**Short problem**
Below are the records; copy each line in them that holds the word "this".

** Start of Data rows **

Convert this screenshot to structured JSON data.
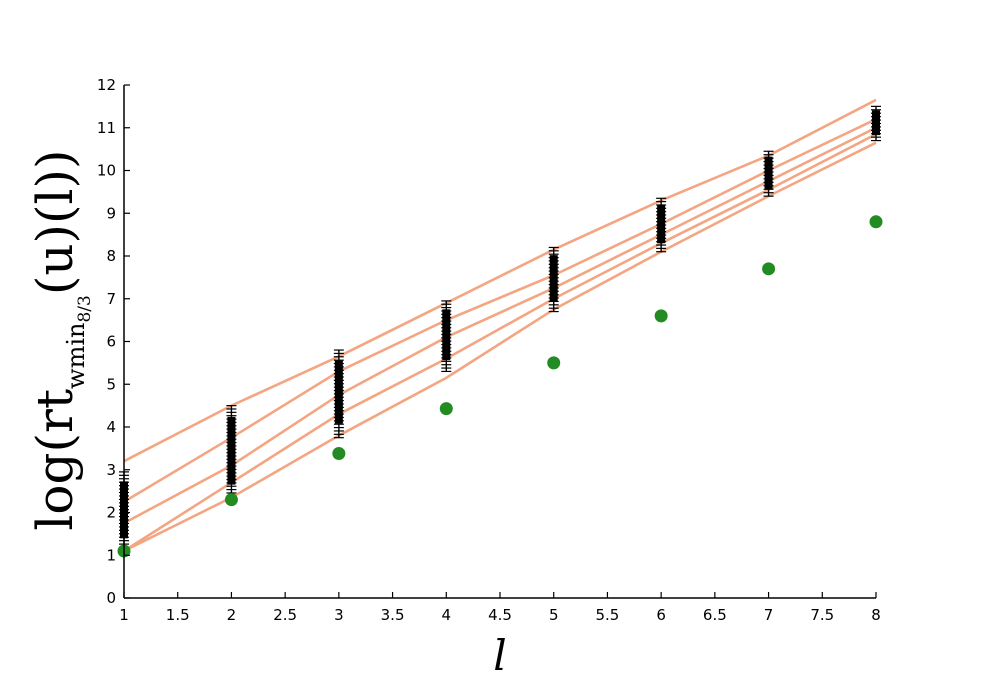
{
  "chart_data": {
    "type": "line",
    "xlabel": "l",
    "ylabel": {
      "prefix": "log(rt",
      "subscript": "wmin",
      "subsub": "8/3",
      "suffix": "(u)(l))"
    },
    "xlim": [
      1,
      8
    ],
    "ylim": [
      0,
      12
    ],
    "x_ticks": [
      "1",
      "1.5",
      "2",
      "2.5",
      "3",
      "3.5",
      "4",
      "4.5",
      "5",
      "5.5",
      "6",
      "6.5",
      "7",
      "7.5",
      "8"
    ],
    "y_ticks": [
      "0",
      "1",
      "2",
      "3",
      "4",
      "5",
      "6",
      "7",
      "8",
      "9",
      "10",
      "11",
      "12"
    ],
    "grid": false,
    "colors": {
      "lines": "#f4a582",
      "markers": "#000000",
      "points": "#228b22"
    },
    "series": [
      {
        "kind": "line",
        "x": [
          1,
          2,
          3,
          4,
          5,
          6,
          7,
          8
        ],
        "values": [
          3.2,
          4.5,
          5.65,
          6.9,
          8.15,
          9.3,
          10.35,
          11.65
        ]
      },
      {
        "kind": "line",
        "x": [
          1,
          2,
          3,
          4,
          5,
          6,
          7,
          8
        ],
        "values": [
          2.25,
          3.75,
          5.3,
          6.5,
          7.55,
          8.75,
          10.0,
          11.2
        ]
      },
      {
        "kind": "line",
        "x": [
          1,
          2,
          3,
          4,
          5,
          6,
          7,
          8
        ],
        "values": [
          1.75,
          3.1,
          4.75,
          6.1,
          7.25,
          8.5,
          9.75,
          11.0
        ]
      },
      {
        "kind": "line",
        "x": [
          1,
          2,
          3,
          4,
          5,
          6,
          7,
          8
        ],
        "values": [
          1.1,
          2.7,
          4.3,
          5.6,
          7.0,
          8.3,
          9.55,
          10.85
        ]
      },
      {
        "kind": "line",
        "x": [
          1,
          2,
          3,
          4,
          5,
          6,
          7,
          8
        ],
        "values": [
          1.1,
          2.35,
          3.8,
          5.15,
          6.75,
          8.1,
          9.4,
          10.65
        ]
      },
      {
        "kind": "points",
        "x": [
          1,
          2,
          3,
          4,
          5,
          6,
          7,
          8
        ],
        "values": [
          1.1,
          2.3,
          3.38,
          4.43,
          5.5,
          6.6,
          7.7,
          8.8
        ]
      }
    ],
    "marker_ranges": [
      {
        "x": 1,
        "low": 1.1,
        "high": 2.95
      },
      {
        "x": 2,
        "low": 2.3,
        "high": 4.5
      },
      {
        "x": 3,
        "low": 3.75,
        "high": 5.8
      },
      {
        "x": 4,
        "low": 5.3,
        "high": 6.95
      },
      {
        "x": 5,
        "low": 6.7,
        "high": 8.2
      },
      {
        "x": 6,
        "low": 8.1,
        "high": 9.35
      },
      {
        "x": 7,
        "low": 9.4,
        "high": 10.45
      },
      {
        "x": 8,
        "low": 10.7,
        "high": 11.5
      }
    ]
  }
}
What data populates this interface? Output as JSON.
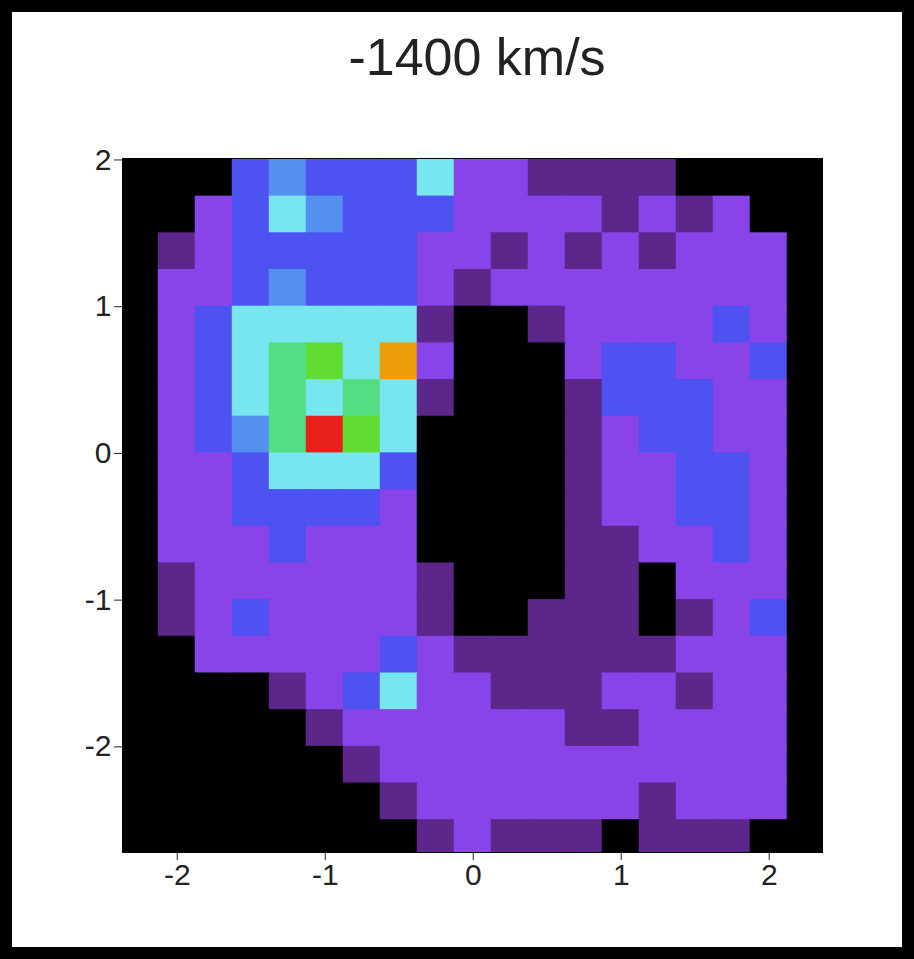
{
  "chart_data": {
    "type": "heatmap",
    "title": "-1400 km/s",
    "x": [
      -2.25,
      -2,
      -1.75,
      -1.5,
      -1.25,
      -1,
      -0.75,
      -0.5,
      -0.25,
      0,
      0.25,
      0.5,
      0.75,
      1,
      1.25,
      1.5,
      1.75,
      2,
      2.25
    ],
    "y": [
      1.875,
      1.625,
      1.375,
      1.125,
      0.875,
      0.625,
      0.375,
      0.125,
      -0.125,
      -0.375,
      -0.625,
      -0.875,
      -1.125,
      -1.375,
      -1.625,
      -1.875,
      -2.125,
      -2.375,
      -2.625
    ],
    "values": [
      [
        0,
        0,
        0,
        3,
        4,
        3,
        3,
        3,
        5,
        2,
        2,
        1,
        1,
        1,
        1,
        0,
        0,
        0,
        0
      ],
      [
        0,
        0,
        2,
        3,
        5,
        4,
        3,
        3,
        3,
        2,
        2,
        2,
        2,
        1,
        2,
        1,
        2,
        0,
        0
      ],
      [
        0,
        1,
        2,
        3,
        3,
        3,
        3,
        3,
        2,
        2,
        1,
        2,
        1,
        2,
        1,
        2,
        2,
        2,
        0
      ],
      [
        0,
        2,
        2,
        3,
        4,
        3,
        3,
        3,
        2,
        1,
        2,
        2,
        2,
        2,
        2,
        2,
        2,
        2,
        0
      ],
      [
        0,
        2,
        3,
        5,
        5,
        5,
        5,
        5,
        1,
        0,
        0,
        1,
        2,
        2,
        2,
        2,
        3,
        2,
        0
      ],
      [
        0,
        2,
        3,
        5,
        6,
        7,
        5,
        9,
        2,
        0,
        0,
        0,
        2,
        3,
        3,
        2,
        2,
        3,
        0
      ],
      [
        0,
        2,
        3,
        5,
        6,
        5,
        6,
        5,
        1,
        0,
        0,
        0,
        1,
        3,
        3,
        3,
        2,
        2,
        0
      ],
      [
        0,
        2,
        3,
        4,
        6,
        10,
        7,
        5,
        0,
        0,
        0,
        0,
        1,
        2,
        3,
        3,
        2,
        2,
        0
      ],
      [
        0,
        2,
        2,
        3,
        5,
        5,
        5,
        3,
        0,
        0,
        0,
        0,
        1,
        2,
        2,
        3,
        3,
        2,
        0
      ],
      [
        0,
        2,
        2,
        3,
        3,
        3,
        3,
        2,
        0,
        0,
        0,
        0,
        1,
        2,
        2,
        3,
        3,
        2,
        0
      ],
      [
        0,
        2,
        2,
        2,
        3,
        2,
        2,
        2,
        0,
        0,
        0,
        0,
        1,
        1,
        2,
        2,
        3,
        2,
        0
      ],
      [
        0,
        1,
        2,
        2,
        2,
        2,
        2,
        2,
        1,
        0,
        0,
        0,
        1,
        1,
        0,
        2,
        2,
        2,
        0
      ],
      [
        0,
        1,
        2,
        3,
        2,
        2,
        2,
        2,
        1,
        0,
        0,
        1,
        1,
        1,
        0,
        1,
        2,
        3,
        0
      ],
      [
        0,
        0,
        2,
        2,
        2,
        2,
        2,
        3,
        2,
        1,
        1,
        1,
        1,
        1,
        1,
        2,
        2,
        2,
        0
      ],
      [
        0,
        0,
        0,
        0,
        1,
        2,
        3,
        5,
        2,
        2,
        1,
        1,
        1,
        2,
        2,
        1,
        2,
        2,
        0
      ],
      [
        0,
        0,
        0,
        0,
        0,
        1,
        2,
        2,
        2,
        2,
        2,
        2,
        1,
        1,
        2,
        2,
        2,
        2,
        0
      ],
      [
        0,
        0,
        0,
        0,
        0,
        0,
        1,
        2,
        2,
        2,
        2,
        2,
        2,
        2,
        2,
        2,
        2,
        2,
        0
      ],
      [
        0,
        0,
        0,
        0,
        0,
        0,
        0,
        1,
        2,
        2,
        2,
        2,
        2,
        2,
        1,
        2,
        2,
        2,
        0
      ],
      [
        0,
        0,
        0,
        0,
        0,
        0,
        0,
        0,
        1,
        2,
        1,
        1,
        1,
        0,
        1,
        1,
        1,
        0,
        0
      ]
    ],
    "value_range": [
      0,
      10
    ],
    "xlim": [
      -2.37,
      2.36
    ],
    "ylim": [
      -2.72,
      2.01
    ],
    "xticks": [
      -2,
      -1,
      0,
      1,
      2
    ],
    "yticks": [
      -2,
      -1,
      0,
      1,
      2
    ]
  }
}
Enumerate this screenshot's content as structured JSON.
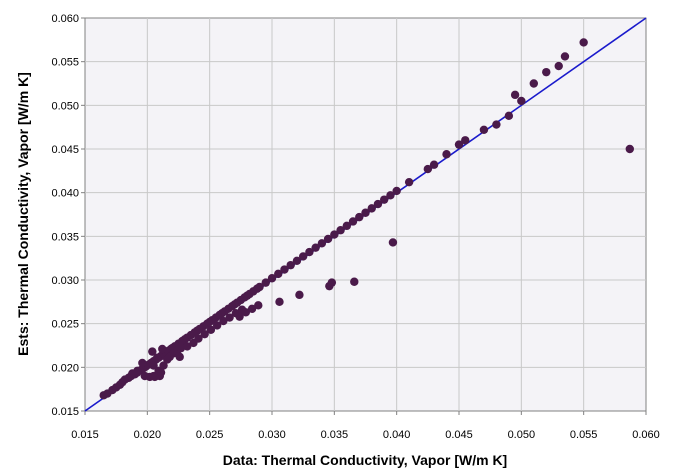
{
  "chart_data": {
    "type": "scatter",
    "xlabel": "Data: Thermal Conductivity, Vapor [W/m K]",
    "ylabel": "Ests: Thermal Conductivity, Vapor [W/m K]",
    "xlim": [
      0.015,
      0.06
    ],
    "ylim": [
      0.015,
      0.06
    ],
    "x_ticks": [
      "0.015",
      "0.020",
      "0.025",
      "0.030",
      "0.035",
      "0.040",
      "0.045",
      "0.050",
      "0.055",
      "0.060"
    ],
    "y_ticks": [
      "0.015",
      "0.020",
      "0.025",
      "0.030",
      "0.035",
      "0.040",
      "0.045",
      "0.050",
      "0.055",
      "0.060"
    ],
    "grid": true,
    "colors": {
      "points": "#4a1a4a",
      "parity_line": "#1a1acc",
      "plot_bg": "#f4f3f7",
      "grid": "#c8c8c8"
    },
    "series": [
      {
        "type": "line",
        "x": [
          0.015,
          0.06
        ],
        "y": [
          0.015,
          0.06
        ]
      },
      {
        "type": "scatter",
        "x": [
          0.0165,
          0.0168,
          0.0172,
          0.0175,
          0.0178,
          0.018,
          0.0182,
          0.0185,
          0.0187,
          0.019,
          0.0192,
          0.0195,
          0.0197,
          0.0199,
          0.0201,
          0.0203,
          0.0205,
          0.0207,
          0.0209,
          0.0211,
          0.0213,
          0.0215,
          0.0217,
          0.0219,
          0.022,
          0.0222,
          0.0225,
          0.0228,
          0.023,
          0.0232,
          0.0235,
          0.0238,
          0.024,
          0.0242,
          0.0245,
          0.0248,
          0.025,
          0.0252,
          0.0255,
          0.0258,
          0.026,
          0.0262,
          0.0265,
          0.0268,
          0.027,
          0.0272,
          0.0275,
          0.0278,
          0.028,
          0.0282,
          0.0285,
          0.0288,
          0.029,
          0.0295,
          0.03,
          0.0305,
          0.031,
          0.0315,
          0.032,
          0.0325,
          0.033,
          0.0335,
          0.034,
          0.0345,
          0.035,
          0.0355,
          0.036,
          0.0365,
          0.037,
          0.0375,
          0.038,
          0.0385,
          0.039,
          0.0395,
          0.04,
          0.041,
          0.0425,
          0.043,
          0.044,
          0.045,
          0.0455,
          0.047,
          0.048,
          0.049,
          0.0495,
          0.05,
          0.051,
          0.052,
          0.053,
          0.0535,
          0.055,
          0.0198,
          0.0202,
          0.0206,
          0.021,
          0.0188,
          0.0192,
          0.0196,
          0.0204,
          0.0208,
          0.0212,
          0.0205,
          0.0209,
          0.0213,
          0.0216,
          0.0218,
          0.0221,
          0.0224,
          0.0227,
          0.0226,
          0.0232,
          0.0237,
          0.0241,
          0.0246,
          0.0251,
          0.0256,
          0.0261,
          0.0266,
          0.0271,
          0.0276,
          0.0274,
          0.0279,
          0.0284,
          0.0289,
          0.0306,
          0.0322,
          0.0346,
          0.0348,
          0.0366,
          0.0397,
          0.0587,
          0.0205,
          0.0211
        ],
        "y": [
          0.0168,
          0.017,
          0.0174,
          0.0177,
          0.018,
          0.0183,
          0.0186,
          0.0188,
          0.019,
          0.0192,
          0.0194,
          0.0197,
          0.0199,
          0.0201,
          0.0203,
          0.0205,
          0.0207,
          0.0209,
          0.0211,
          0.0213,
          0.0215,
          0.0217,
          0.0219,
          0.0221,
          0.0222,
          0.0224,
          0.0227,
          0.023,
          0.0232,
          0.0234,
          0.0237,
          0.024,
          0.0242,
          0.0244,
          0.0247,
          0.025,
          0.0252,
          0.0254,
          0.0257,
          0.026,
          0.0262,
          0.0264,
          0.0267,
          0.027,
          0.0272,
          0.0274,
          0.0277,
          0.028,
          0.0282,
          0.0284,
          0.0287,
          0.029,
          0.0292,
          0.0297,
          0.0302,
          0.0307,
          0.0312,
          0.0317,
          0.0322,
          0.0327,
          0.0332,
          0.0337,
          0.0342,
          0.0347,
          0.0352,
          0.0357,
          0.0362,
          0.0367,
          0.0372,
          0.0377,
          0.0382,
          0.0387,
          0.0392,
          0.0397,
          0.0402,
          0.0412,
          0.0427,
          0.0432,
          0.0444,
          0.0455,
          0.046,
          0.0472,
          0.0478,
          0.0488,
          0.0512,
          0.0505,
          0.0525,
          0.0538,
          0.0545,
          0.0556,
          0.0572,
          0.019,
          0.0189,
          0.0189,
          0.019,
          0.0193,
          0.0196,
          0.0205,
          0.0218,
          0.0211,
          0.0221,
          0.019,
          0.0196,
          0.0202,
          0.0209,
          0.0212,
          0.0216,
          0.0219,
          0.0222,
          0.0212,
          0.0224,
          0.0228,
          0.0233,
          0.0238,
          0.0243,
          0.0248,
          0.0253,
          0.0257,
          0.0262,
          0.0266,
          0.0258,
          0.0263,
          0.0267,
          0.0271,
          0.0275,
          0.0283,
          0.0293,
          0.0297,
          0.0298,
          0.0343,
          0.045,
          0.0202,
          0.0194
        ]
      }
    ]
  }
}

** End of Data rows **

**Exercise answer**
Convert this screenshot to structured JSON data.
What data populates this interface? Output as JSON.
Enumerate this screenshot's content as structured JSON.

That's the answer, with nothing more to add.